_SET PROBLEM_. Track down the lines that contain "долгосрочных" and copy them.

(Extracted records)
○ ○ ○ ○ ○ ○ ○

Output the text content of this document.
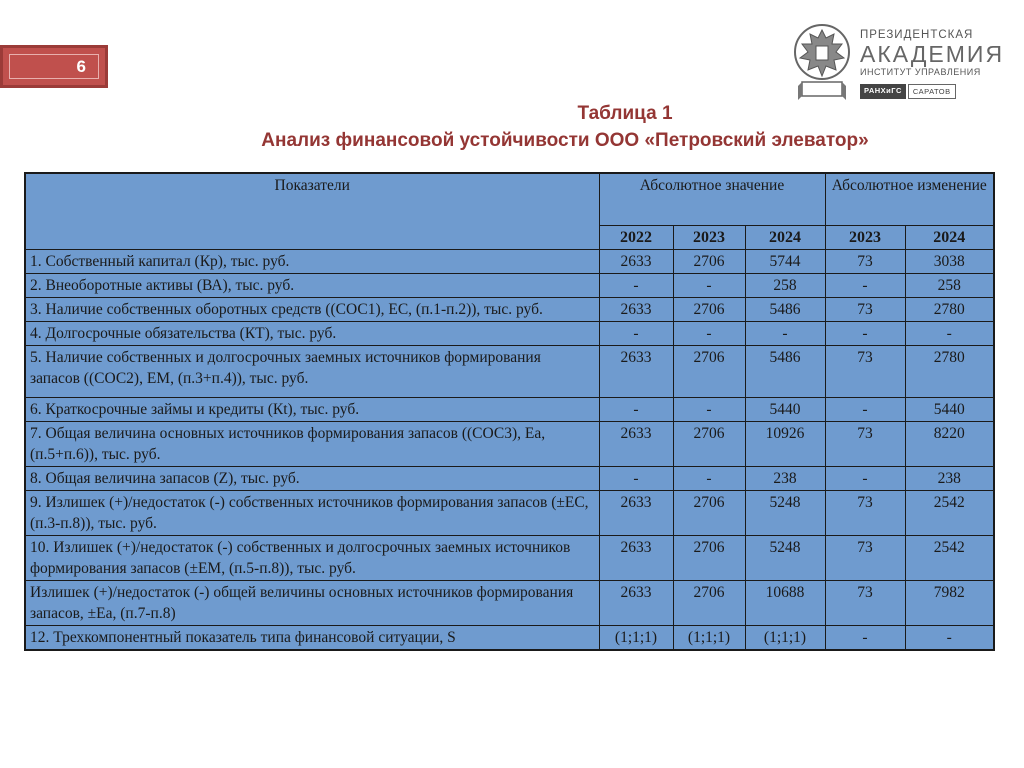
6
ПРЕЗИДЕНТСКАЯ
АКАДЕМИЯ
ИНСТИТУТ УПРАВЛЕНИЯ
РАНХиГС	САРАТОВ
Таблица 1
Анализ финансовой устойчивости ООО «Петровский элеватор»
Показатели	Абсолютное значение			Абсолютное изменение	
	2022	2023	2024	2023	2024
1. Собственный капитал (Кр), тыс. руб.	2633	2706	5744	73	3038
2. Внеоборотные активы (ВА), тыс. руб.	-	-	258	-	258
3. Наличие собственных оборотных средств ((СОС1), ЕС, (п.1-п.2)), тыс. руб.	2633	2706	5486	73	2780
4. Долгосрочные обязательства (КТ), тыс. руб.	-	-	-	-	-
5. Наличие собственных и долгосрочных заемных источников формирования запасов ((СОС2), ЕМ, (п.3+п.4)), тыс. руб.	2633	2706	5486	73	2780
6. Краткосрочные займы и кредиты (Кt), тыс. руб.	-	-	5440	-	5440
7. Общая величина основных источников формирования запасов ((СОС3), Еа, (п.5+п.6)), тыс. руб.	2633	2706	10926	73	8220
8. Общая величина запасов (Z), тыс. руб.	-	-	238	-	238
9. Излишек (+)/недостаток (-) собственных источников формирования запасов (±ЕС, (п.3-п.8)), тыс. руб.	2633	2706	5248	73	2542
10. Излишек (+)/недостаток (-) собственных и долгосрочных заемных источников формирования запасов (±ЕМ, (п.5-п.8)), тыс. руб.	2633	2706	5248	73	2542
Излишек (+)/недостаток (-) общей величины основных источников формирования запасов, ±Еа, (п.7-п.8)	2633	2706	10688	73	7982
12. Трехкомпонентный показатель типа финансовой ситуации, S	(1;1;1)	(1;1;1)	(1;1;1)	-	-
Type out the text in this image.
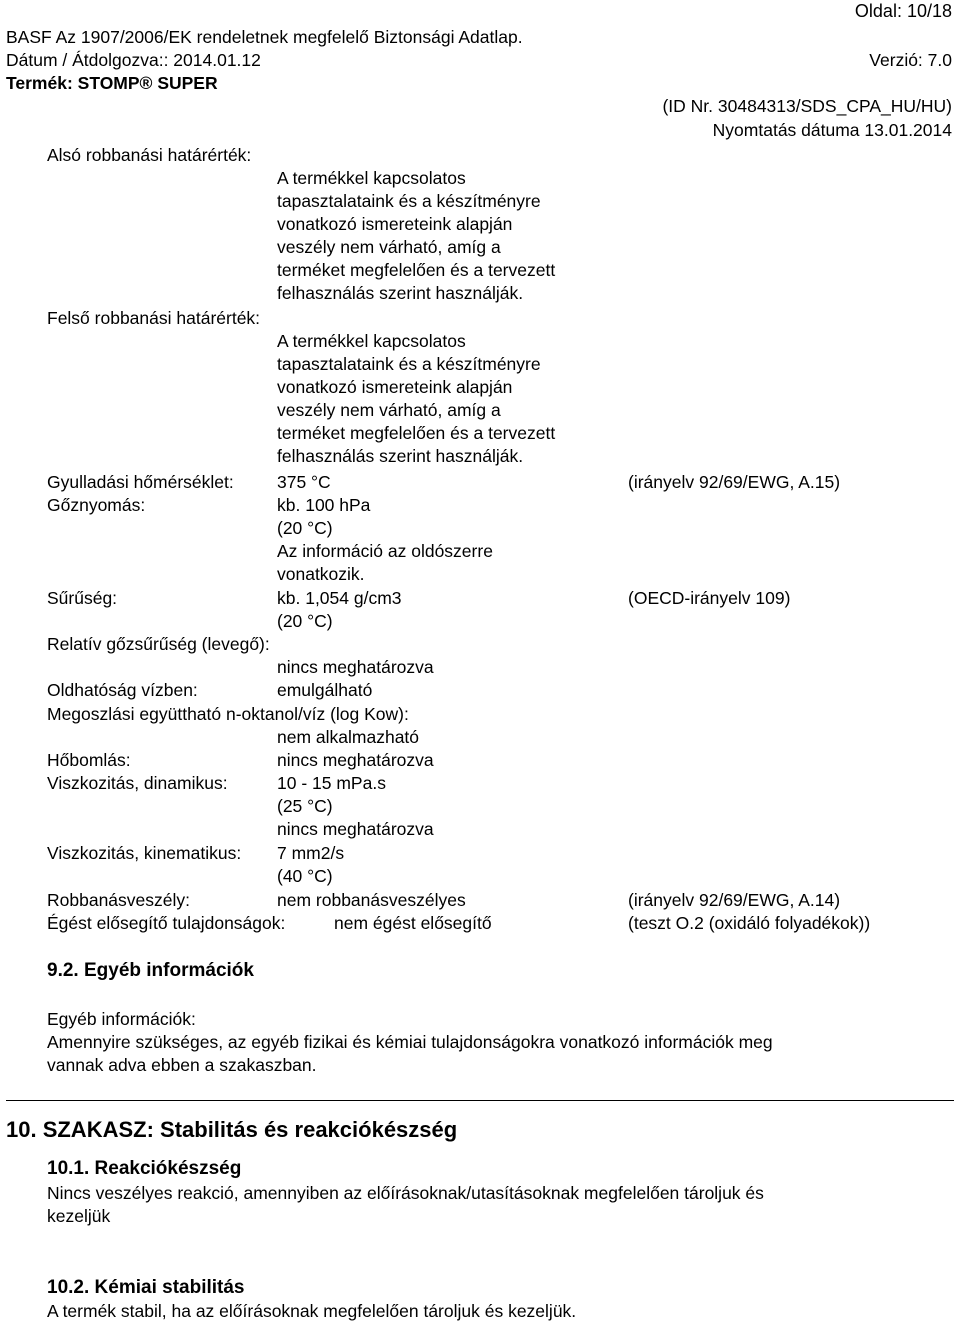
Oldal: 10/18
BASF Az 1907/2006/EK rendeletnek megfelelő Biztonsági Adatlap.
Dátum / Átdolgozva:: 2014.01.12	Verzió: 7.0
Termék: STOMP® SUPER
(ID Nr. 30484313/SDS_CPA_HU/HU)
Nyomtatás dátuma 13.01.2014
Alsó robbanási határérték:
A termékkel kapcsolatos
tapasztalataink és a készítményre
vonatkozó ismereteink alapján
veszély nem várható, amíg a
terméket megfelelően és a tervezett
felhasználás szerint használják.
Felső robbanási határérték:
A termékkel kapcsolatos
tapasztalataink és a készítményre
vonatkozó ismereteink alapján
veszély nem várható, amíg a
terméket megfelelően és a tervezett
felhasználás szerint használják.
Gyulladási hőmérséklet: 375 °C	(irányelv 92/69/EWG, A.15)
Gőznyomás:	kb. 100 hPa
(20 °C)
Az információ az oldószerre
vonatkozik.
Sűrűség:	kb. 1,054 g/cm3	(OECD-irányelv 109)
(20 °C)
Relatív gőzsűrűség (levegő):
nincs meghatározva
Oldhatóság vízben:	emulgálható
Megoszlási együttható n-oktanol/víz (log Kow):
nem alkalmazható
Hőbomlás:	nincs meghatározva
Viszkozitás, dinamikus:	10 - 15 mPa.s
(25 °C)
nincs meghatározva
Viszkozitás, kinematikus: 7 mm2/s
(40 °C)
Robbanásveszély:	nem robbanásveszélyes	(irányelv 92/69/EWG, A.14)
Égést elősegítő tulajdonságok:	nem égést elősegítő	(teszt O.2 (oxidáló folyadékok))
9.2. Egyéb információk
Egyéb információk:
Amennyire szükséges, az egyéb fizikai és kémiai tulajdonságokra vonatkozó információk meg
vannak adva ebben a szakaszban.
10. SZAKASZ: Stabilitás és reakciókészség
10.1. Reakciókészség
Nincs veszélyes reakció, amennyiben az előírásoknak/utasításoknak megfelelően tároljuk és
kezeljük
10.2. Kémiai stabilitás
A termék stabil, ha az előírásoknak megfelelően tároljuk és kezeljük.
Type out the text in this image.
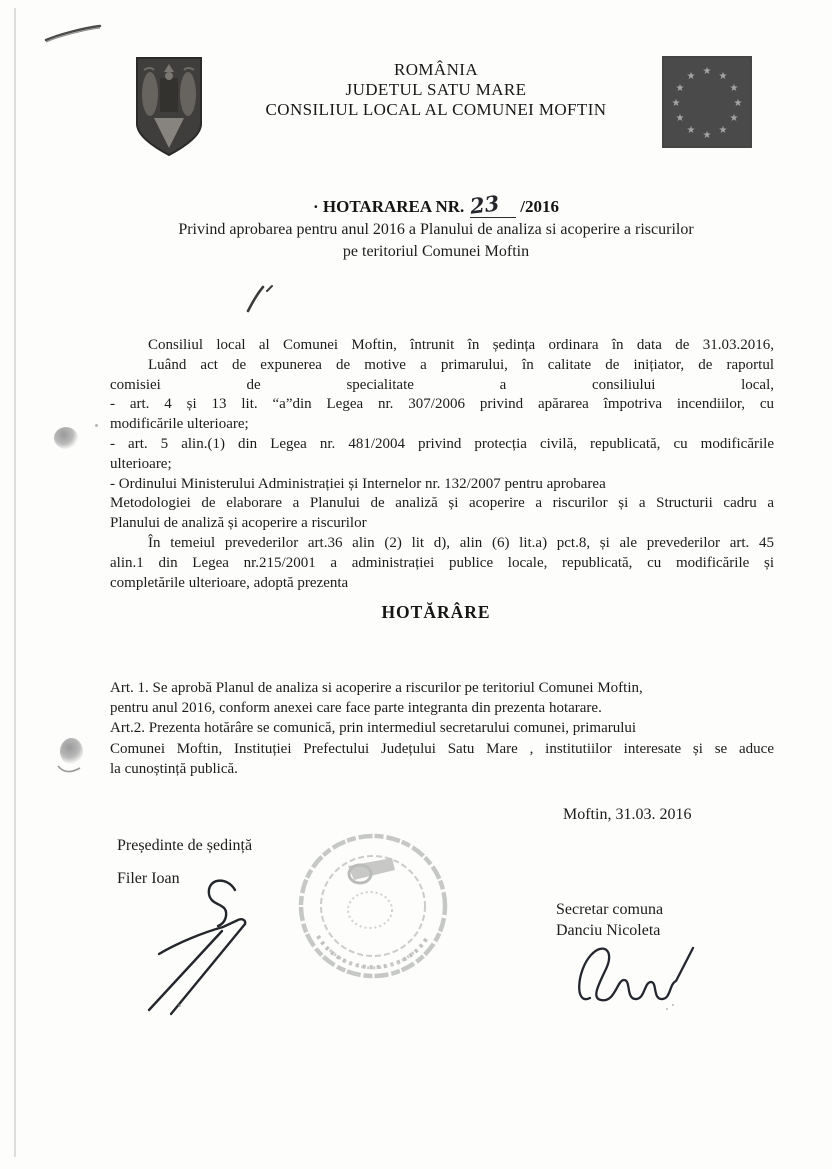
★ ★
★
★
★
★
★
★
★
★
★
★
ROMÂNIA
JUDETUL SATU MARE
CONSILIUL LOCAL AL COMUNEI MOFTIN
· HOTARAREA NR. 23 /2016
Privind aprobarea pentru anul 2016 a Planului de analiza si acoperire a riscurilor
pe teritoriul Comunei Moftin
Consiliul local al Comunei Moftin, întrunit în ședința ordinara în data de 31.03.2016,
Luând act de expunerea de motive a primarului, în calitate de inițiator, de raportul
comisiei de specialitate a consiliului local,
- art. 4 și 13 lit. “a”din Legea nr. 307/2006 privind apărarea împotriva incendiilor, cu
modificările ulterioare;
- art. 5 alin.(1) din Legea nr. 481/2004 privind protecția civilă, republicată, cu modificările
ulterioare;
- Ordinului Ministerului Administrației și Internelor nr. 132/2007 pentru aprobarea
Metodologiei de elaborare a Planului de analiză și acoperire a riscurilor și a Structurii cadru a
Planului de analiză și acoperire a riscurilor
În temeiul prevederilor art.36 alin (2) lit d), alin (6) lit.a) pct.8, și ale prevederilor art. 45
alin.1 din Legea nr.215/2001 a administrației publice locale, republicată, cu modificările și
completările ulterioare, adoptă prezenta
HOTĂRÂRE
Art. 1. Se aprobă Planul de analiza si acoperire a riscurilor pe teritoriul Comunei Moftin,
pentru anul 2016, conform anexei care face parte integranta din prezenta hotarare.
Art.2. Prezenta hotărâre se comunică, prin intermediul secretarului comunei, primarului
Comunei Moftin, Instituției Prefectului Județului Satu Mare , institutiilor interesate și se aduce
la cunoștință publică.
Moftin, 31.03. 2016
Președinte de ședință
Filer Ioan
Secretar comuna
Danciu Nicoleta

○ ○ ○ ○ ○ ○ ○

_PROBLEM SOLUTION_.
5. Наличие собственных и долгосрочных заемных источников формирования запасов ((СОС2), ЕМ, (п.3+п.4)), тыс. руб.	2633	2706	5486	73	2780
10. Излишек (+)/недостаток (-) собственных и долгосрочных заемных источников формирования запасов (±ЕМ, (п.5-п.8)), тыс. руб.	2633	2706	5248	73	2542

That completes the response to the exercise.